Figure record extracts
════════════════

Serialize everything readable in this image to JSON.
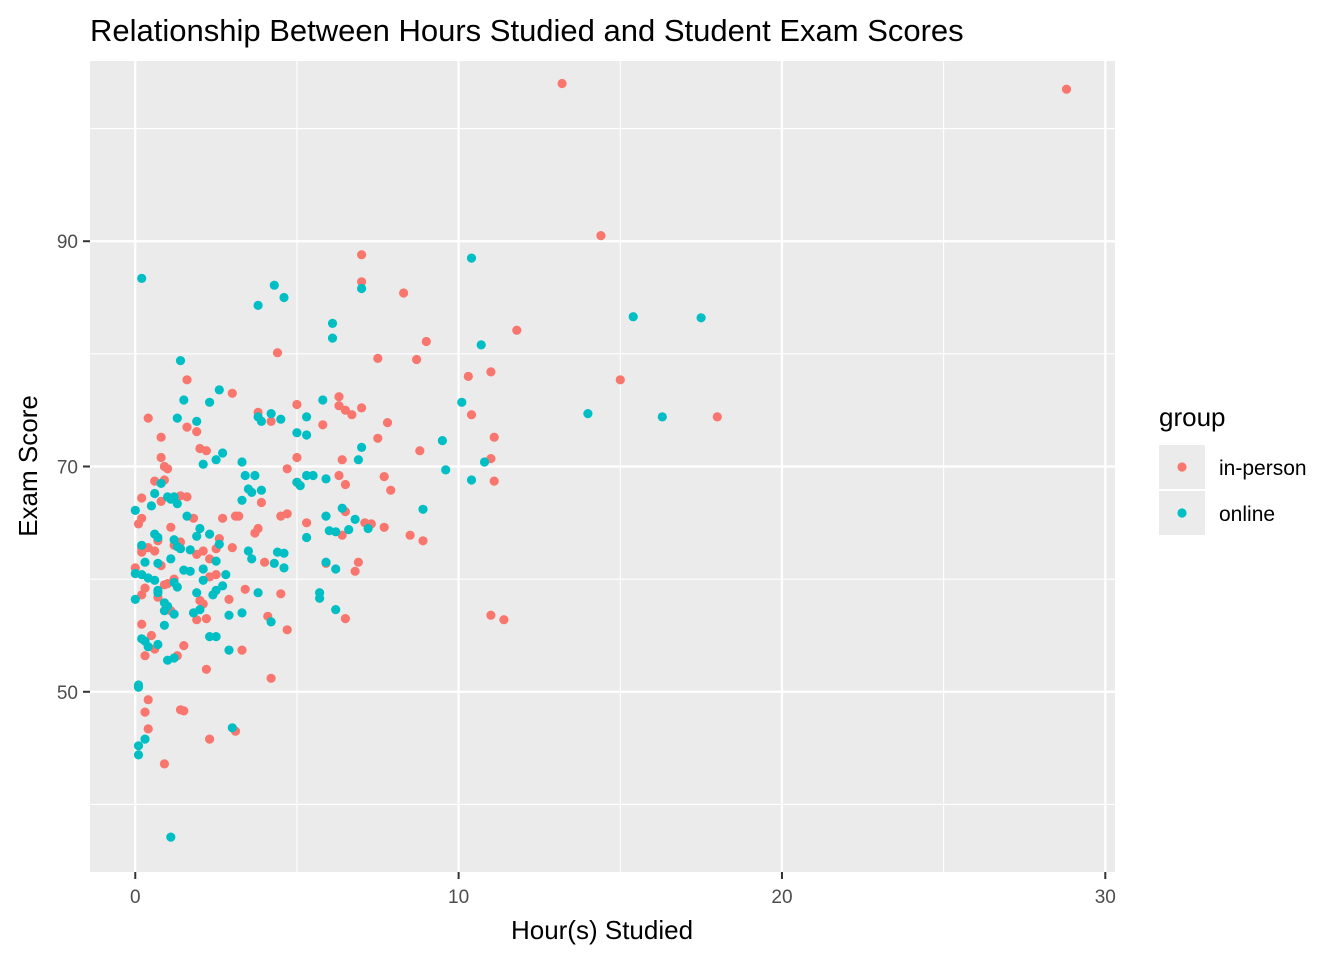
{
  "chart_data": {
    "type": "scatter",
    "title": "Relationship Between Hours Studied and Student Exam Scores",
    "xlabel": "Hour(s) Studied",
    "ylabel": "Exam Score",
    "xlim": [
      -1.4,
      30.3
    ],
    "ylim": [
      34,
      106
    ],
    "x_ticks": [
      0,
      10,
      20,
      30
    ],
    "x_tick_labels": [
      "0",
      "10",
      "20",
      "30"
    ],
    "y_ticks": [
      50,
      70,
      90
    ],
    "y_tick_labels": [
      "50",
      "70",
      "90"
    ],
    "grid": true,
    "legend": {
      "title": "group",
      "placement": "right"
    },
    "series": [
      {
        "name": "in-person",
        "color": "#F8766D",
        "points": [
          [
            13.2,
            104.0
          ],
          [
            28.8,
            103.5
          ],
          [
            14.4,
            90.5
          ],
          [
            7.0,
            88.8
          ],
          [
            7.0,
            86.4
          ],
          [
            8.3,
            85.4
          ],
          [
            9.0,
            81.1
          ],
          [
            11.8,
            82.1
          ],
          [
            4.4,
            80.1
          ],
          [
            7.5,
            79.6
          ],
          [
            8.7,
            79.5
          ],
          [
            10.3,
            78.0
          ],
          [
            11.0,
            78.4
          ],
          [
            15.0,
            77.7
          ],
          [
            1.6,
            77.7
          ],
          [
            3.0,
            76.5
          ],
          [
            6.3,
            76.2
          ],
          [
            5.0,
            75.5
          ],
          [
            6.3,
            75.4
          ],
          [
            6.5,
            75.0
          ],
          [
            7.0,
            75.2
          ],
          [
            3.8,
            74.8
          ],
          [
            6.7,
            74.6
          ],
          [
            10.4,
            74.6
          ],
          [
            18.0,
            74.4
          ],
          [
            0.4,
            74.3
          ],
          [
            4.2,
            74.0
          ],
          [
            5.8,
            73.7
          ],
          [
            7.8,
            73.9
          ],
          [
            1.6,
            73.5
          ],
          [
            1.9,
            73.1
          ],
          [
            7.5,
            72.5
          ],
          [
            0.8,
            72.6
          ],
          [
            11.1,
            72.6
          ],
          [
            2.0,
            71.6
          ],
          [
            8.8,
            71.4
          ],
          [
            2.2,
            71.4
          ],
          [
            0.8,
            70.8
          ],
          [
            5.0,
            70.8
          ],
          [
            6.4,
            70.6
          ],
          [
            11.0,
            70.7
          ],
          [
            0.9,
            70.0
          ],
          [
            1.0,
            69.8
          ],
          [
            4.7,
            69.8
          ],
          [
            6.3,
            69.2
          ],
          [
            7.7,
            69.1
          ],
          [
            0.9,
            68.8
          ],
          [
            0.6,
            68.7
          ],
          [
            11.1,
            68.7
          ],
          [
            6.5,
            68.4
          ],
          [
            5.0,
            68.6
          ],
          [
            1.6,
            67.3
          ],
          [
            7.9,
            67.9
          ],
          [
            1.4,
            67.4
          ],
          [
            0.2,
            67.2
          ],
          [
            0.8,
            66.9
          ],
          [
            3.9,
            66.8
          ],
          [
            6.5,
            66.0
          ],
          [
            4.7,
            65.8
          ],
          [
            4.5,
            65.6
          ],
          [
            2.7,
            65.4
          ],
          [
            3.1,
            65.6
          ],
          [
            3.2,
            65.6
          ],
          [
            5.3,
            65.0
          ],
          [
            7.1,
            65.0
          ],
          [
            7.3,
            64.9
          ],
          [
            0.2,
            65.4
          ],
          [
            1.8,
            65.4
          ],
          [
            0.1,
            64.9
          ],
          [
            1.1,
            64.6
          ],
          [
            3.8,
            64.5
          ],
          [
            3.7,
            64.1
          ],
          [
            7.7,
            64.6
          ],
          [
            8.5,
            63.9
          ],
          [
            8.9,
            63.4
          ],
          [
            6.4,
            63.9
          ],
          [
            2.6,
            63.6
          ],
          [
            1.4,
            63.3
          ],
          [
            0.7,
            63.4
          ],
          [
            1.2,
            63.0
          ],
          [
            0.4,
            62.8
          ],
          [
            0.2,
            62.4
          ],
          [
            0.6,
            62.5
          ],
          [
            2.5,
            62.7
          ],
          [
            3.0,
            62.8
          ],
          [
            2.1,
            62.5
          ],
          [
            1.9,
            62.2
          ],
          [
            2.3,
            61.8
          ],
          [
            6.9,
            61.5
          ],
          [
            4.0,
            61.5
          ],
          [
            0.8,
            61.2
          ],
          [
            5.9,
            61.4
          ],
          [
            6.8,
            60.7
          ],
          [
            2.5,
            60.4
          ],
          [
            1.2,
            60.0
          ],
          [
            2.3,
            60.2
          ],
          [
            1.0,
            59.6
          ],
          [
            0.9,
            59.5
          ],
          [
            3.4,
            59.1
          ],
          [
            4.5,
            58.7
          ],
          [
            0.3,
            59.2
          ],
          [
            0.2,
            58.6
          ],
          [
            0.7,
            58.4
          ],
          [
            2.0,
            58.1
          ],
          [
            2.1,
            57.8
          ],
          [
            2.9,
            58.2
          ],
          [
            1.1,
            57.2
          ],
          [
            4.1,
            56.7
          ],
          [
            2.2,
            56.5
          ],
          [
            1.9,
            56.4
          ],
          [
            6.5,
            56.5
          ],
          [
            11.0,
            56.8
          ],
          [
            11.4,
            56.4
          ],
          [
            0.2,
            56.0
          ],
          [
            0.5,
            55.0
          ],
          [
            4.7,
            55.5
          ],
          [
            3.3,
            53.7
          ],
          [
            1.5,
            54.1
          ],
          [
            0.6,
            53.8
          ],
          [
            0.3,
            53.2
          ],
          [
            1.3,
            53.2
          ],
          [
            2.2,
            52.0
          ],
          [
            4.2,
            51.2
          ],
          [
            0.4,
            49.3
          ],
          [
            0.3,
            48.2
          ],
          [
            1.4,
            48.4
          ],
          [
            1.5,
            48.3
          ],
          [
            0.4,
            46.7
          ],
          [
            2.3,
            45.8
          ],
          [
            3.1,
            46.5
          ],
          [
            0.9,
            43.6
          ],
          [
            0.0,
            61.0
          ],
          [
            0.2,
            62.8
          ]
        ]
      },
      {
        "name": "online",
        "color": "#00BFC4",
        "points": [
          [
            0.2,
            86.7
          ],
          [
            10.4,
            88.5
          ],
          [
            4.3,
            86.1
          ],
          [
            4.6,
            85.0
          ],
          [
            3.8,
            84.3
          ],
          [
            7.0,
            85.8
          ],
          [
            6.1,
            82.7
          ],
          [
            6.1,
            81.4
          ],
          [
            15.4,
            83.3
          ],
          [
            17.5,
            83.2
          ],
          [
            10.7,
            80.8
          ],
          [
            1.4,
            79.4
          ],
          [
            10.1,
            75.7
          ],
          [
            5.8,
            75.9
          ],
          [
            1.5,
            75.9
          ],
          [
            2.3,
            75.7
          ],
          [
            14.0,
            74.7
          ],
          [
            16.3,
            74.4
          ],
          [
            2.6,
            76.8
          ],
          [
            4.2,
            74.7
          ],
          [
            3.8,
            74.4
          ],
          [
            4.5,
            74.2
          ],
          [
            5.3,
            74.4
          ],
          [
            3.9,
            74.0
          ],
          [
            1.3,
            74.3
          ],
          [
            1.9,
            74.0
          ],
          [
            5.0,
            73.0
          ],
          [
            5.3,
            72.8
          ],
          [
            9.5,
            72.3
          ],
          [
            7.0,
            71.7
          ],
          [
            2.7,
            71.2
          ],
          [
            2.5,
            70.6
          ],
          [
            10.8,
            70.4
          ],
          [
            6.9,
            70.6
          ],
          [
            3.3,
            70.4
          ],
          [
            2.1,
            70.2
          ],
          [
            9.6,
            69.7
          ],
          [
            5.5,
            69.2
          ],
          [
            5.3,
            69.2
          ],
          [
            3.7,
            69.2
          ],
          [
            3.4,
            69.2
          ],
          [
            10.4,
            68.8
          ],
          [
            5.9,
            68.9
          ],
          [
            0.8,
            68.5
          ],
          [
            5.1,
            68.3
          ],
          [
            5.0,
            68.6
          ],
          [
            3.5,
            68.0
          ],
          [
            3.9,
            67.9
          ],
          [
            3.6,
            67.7
          ],
          [
            1.0,
            67.3
          ],
          [
            0.6,
            67.6
          ],
          [
            1.1,
            67.1
          ],
          [
            1.2,
            67.3
          ],
          [
            3.3,
            67.0
          ],
          [
            0.5,
            66.5
          ],
          [
            8.9,
            66.2
          ],
          [
            1.3,
            66.7
          ],
          [
            6.4,
            66.3
          ],
          [
            0.0,
            66.1
          ],
          [
            1.6,
            65.6
          ],
          [
            5.9,
            65.6
          ],
          [
            6.8,
            65.3
          ],
          [
            2.0,
            64.5
          ],
          [
            0.6,
            64.0
          ],
          [
            6.2,
            64.2
          ],
          [
            6.6,
            64.4
          ],
          [
            6.0,
            64.3
          ],
          [
            2.3,
            64.0
          ],
          [
            0.7,
            63.7
          ],
          [
            1.2,
            63.5
          ],
          [
            1.9,
            63.8
          ],
          [
            1.3,
            62.9
          ],
          [
            7.2,
            64.5
          ],
          [
            2.6,
            63.1
          ],
          [
            5.3,
            63.7
          ],
          [
            4.4,
            62.4
          ],
          [
            3.5,
            62.5
          ],
          [
            1.7,
            62.6
          ],
          [
            1.4,
            62.7
          ],
          [
            4.6,
            62.3
          ],
          [
            0.2,
            63.0
          ],
          [
            1.1,
            61.8
          ],
          [
            2.5,
            61.6
          ],
          [
            4.3,
            61.4
          ],
          [
            0.7,
            61.4
          ],
          [
            3.6,
            61.8
          ],
          [
            0.3,
            61.5
          ],
          [
            5.9,
            61.5
          ],
          [
            4.6,
            61.0
          ],
          [
            2.1,
            60.9
          ],
          [
            1.7,
            60.7
          ],
          [
            1.5,
            60.8
          ],
          [
            6.2,
            60.9
          ],
          [
            2.8,
            60.4
          ],
          [
            0.0,
            60.5
          ],
          [
            0.2,
            60.4
          ],
          [
            0.4,
            60.1
          ],
          [
            0.6,
            59.9
          ],
          [
            2.1,
            59.9
          ],
          [
            1.2,
            59.7
          ],
          [
            1.3,
            59.3
          ],
          [
            2.7,
            59.4
          ],
          [
            0.7,
            59.0
          ],
          [
            0.7,
            58.8
          ],
          [
            2.5,
            59.0
          ],
          [
            3.8,
            58.8
          ],
          [
            1.9,
            58.8
          ],
          [
            5.7,
            58.8
          ],
          [
            0.0,
            58.2
          ],
          [
            2.4,
            58.6
          ],
          [
            0.9,
            57.9
          ],
          [
            1.0,
            57.6
          ],
          [
            5.7,
            58.3
          ],
          [
            0.9,
            57.2
          ],
          [
            2.0,
            57.3
          ],
          [
            1.8,
            57.0
          ],
          [
            3.3,
            57.0
          ],
          [
            6.2,
            57.3
          ],
          [
            1.2,
            56.9
          ],
          [
            2.9,
            56.8
          ],
          [
            4.2,
            56.2
          ],
          [
            0.9,
            55.9
          ],
          [
            2.3,
            54.9
          ],
          [
            2.5,
            54.9
          ],
          [
            0.2,
            54.7
          ],
          [
            0.7,
            54.2
          ],
          [
            0.3,
            54.5
          ],
          [
            0.4,
            54.0
          ],
          [
            2.9,
            53.7
          ],
          [
            1.0,
            52.8
          ],
          [
            1.2,
            53.0
          ],
          [
            0.1,
            50.6
          ],
          [
            0.1,
            50.4
          ],
          [
            3.0,
            46.8
          ],
          [
            0.3,
            45.8
          ],
          [
            0.1,
            45.2
          ],
          [
            0.1,
            44.4
          ],
          [
            1.1,
            37.1
          ]
        ]
      }
    ]
  }
}
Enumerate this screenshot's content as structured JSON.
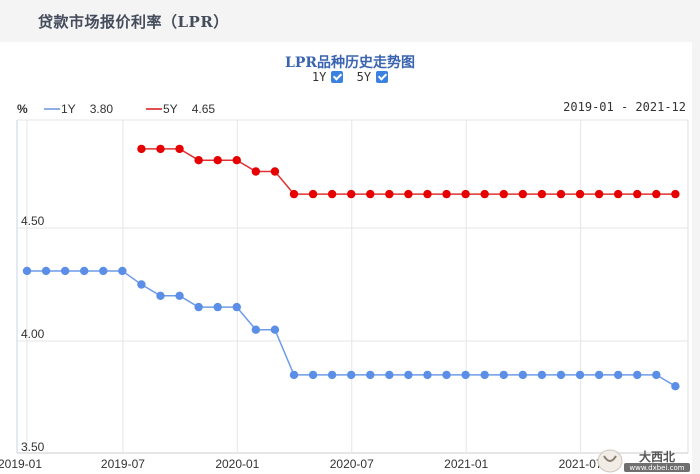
{
  "page": {
    "title": "贷款市场报价利率（LPR）"
  },
  "chart": {
    "title": "LPR品种历史走势图",
    "toggles": [
      {
        "label": "1Y",
        "checked": true
      },
      {
        "label": "5Y",
        "checked": true
      }
    ],
    "unit": "%",
    "legend": [
      {
        "label": "1Y",
        "latest": "3.80",
        "color": "#5b8ee6"
      },
      {
        "label": "5Y",
        "latest": "4.65",
        "color": "#e60000"
      }
    ],
    "range_label": "2019-01  -  2021-12"
  },
  "chart_data": {
    "type": "line",
    "title": "LPR品种历史走势图",
    "xlabel": "",
    "ylabel": "%",
    "ylim": [
      3.5,
      4.95
    ],
    "yticks": [
      "3.50",
      "4.00",
      "4.50"
    ],
    "xticks": [
      "2019-01",
      "2019-07",
      "2020-01",
      "2020-07",
      "2021-01",
      "2021-07"
    ],
    "grid": true,
    "x": [
      "2019-02",
      "2019-03",
      "2019-04",
      "2019-05",
      "2019-06",
      "2019-07",
      "2019-08",
      "2019-09",
      "2019-10",
      "2019-11",
      "2019-12",
      "2020-01",
      "2020-02",
      "2020-03",
      "2020-04",
      "2020-05",
      "2020-06",
      "2020-07",
      "2020-08",
      "2020-09",
      "2020-10",
      "2020-11",
      "2020-12",
      "2021-01",
      "2021-02",
      "2021-03",
      "2021-04",
      "2021-05",
      "2021-06",
      "2021-07",
      "2021-08",
      "2021-09",
      "2021-10",
      "2021-11",
      "2021-12"
    ],
    "series": [
      {
        "name": "1Y",
        "color": "#5b8ee6",
        "values": [
          4.31,
          4.31,
          4.31,
          4.31,
          4.31,
          4.31,
          4.25,
          4.2,
          4.2,
          4.15,
          4.15,
          4.15,
          4.05,
          4.05,
          3.85,
          3.85,
          3.85,
          3.85,
          3.85,
          3.85,
          3.85,
          3.85,
          3.85,
          3.85,
          3.85,
          3.85,
          3.85,
          3.85,
          3.85,
          3.85,
          3.85,
          3.85,
          3.85,
          3.85,
          3.8
        ]
      },
      {
        "name": "5Y",
        "color": "#e60000",
        "values": [
          null,
          null,
          null,
          null,
          null,
          null,
          4.85,
          4.85,
          4.85,
          4.8,
          4.8,
          4.8,
          4.75,
          4.75,
          4.65,
          4.65,
          4.65,
          4.65,
          4.65,
          4.65,
          4.65,
          4.65,
          4.65,
          4.65,
          4.65,
          4.65,
          4.65,
          4.65,
          4.65,
          4.65,
          4.65,
          4.65,
          4.65,
          4.65,
          4.65
        ]
      }
    ],
    "legend_position": "top-left"
  },
  "watermark": {
    "text": "大西北",
    "url_text": "www.dxbei.com"
  }
}
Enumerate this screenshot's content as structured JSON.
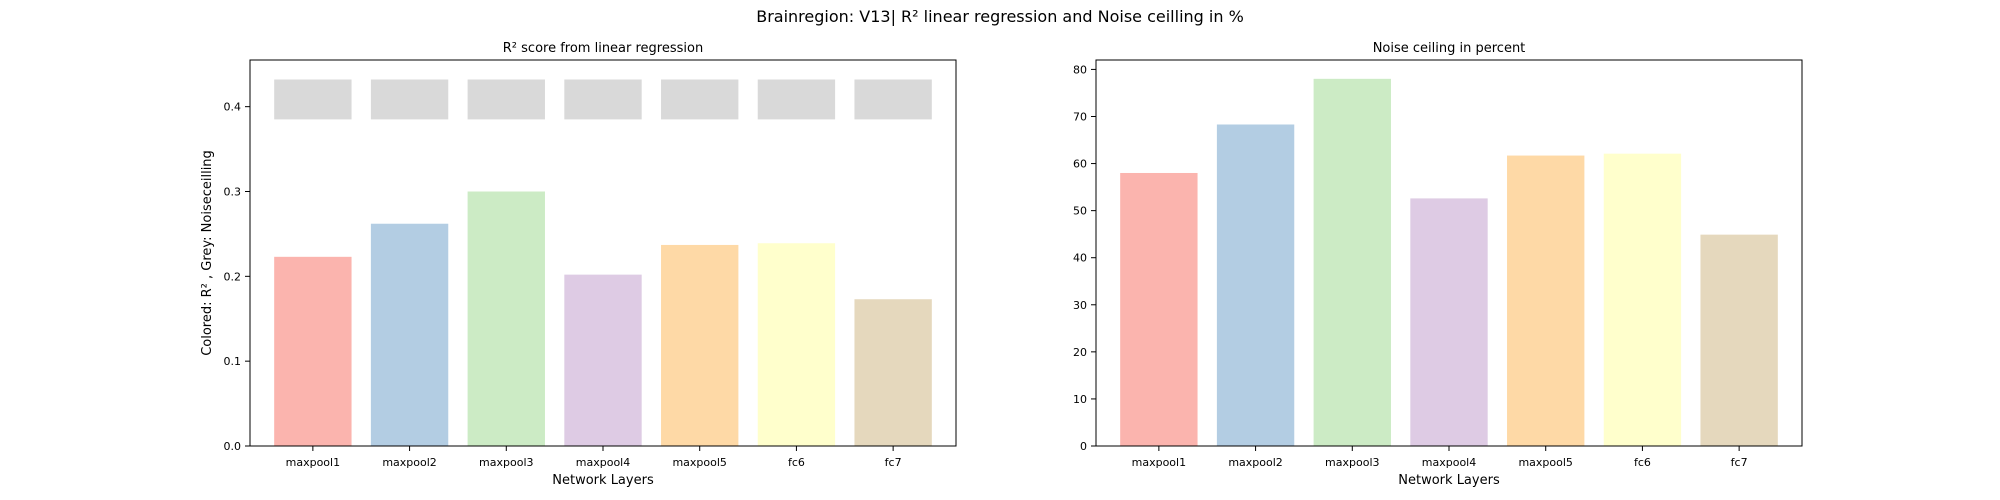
{
  "suptitle": "Brainregion: V13| R² linear regression and Noise ceilling in %",
  "colors": {
    "bars": [
      "#fbb4ae",
      "#b3cde3",
      "#ccebc5",
      "#decbe4",
      "#fed9a6",
      "#ffffcc",
      "#e5d8bd"
    ],
    "noise_ceiling": "#d9d9d9",
    "axis": "#000000"
  },
  "chart_data": [
    {
      "type": "bar",
      "title": "R² score from linear regression",
      "xlabel": "Network Layers",
      "ylabel": "Colored: R² , Grey: Noiseceilling",
      "categories": [
        "maxpool1",
        "maxpool2",
        "maxpool3",
        "maxpool4",
        "maxpool5",
        "fc6",
        "fc7"
      ],
      "series": [
        {
          "name": "R²",
          "values": [
            0.223,
            0.262,
            0.3,
            0.202,
            0.237,
            0.239,
            0.173
          ]
        },
        {
          "name": "Noiseceilling",
          "values": [
            0.432,
            0.432,
            0.432,
            0.432,
            0.432,
            0.432,
            0.432
          ],
          "bottom": 0.385
        }
      ],
      "ylim": [
        0,
        0.455
      ],
      "yticks": [
        0.0,
        0.1,
        0.2,
        0.3,
        0.4
      ],
      "ytick_labels": [
        "0.0",
        "0.1",
        "0.2",
        "0.3",
        "0.4"
      ],
      "grid": false
    },
    {
      "type": "bar",
      "title": "Noise ceiling in percent",
      "xlabel": "Network Layers",
      "ylabel": "",
      "categories": [
        "maxpool1",
        "maxpool2",
        "maxpool3",
        "maxpool4",
        "maxpool5",
        "fc6",
        "fc7"
      ],
      "series": [
        {
          "name": "Noise ceiling",
          "values": [
            58.0,
            68.3,
            78.0,
            52.6,
            61.7,
            62.1,
            44.9
          ]
        }
      ],
      "ylim": [
        0,
        82
      ],
      "yticks": [
        0,
        10,
        20,
        30,
        40,
        50,
        60,
        70,
        80
      ],
      "ytick_labels": [
        "0",
        "10",
        "20",
        "30",
        "40",
        "50",
        "60",
        "70",
        "80"
      ],
      "grid": false
    }
  ]
}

════════════════

• **Aim**: Gather each line that holds "Noiseceilling".

• **Response to this task**:
      "ylabel": "Colored: R² , Grey: Noiseceilling",
          "name": "Noiseceilling",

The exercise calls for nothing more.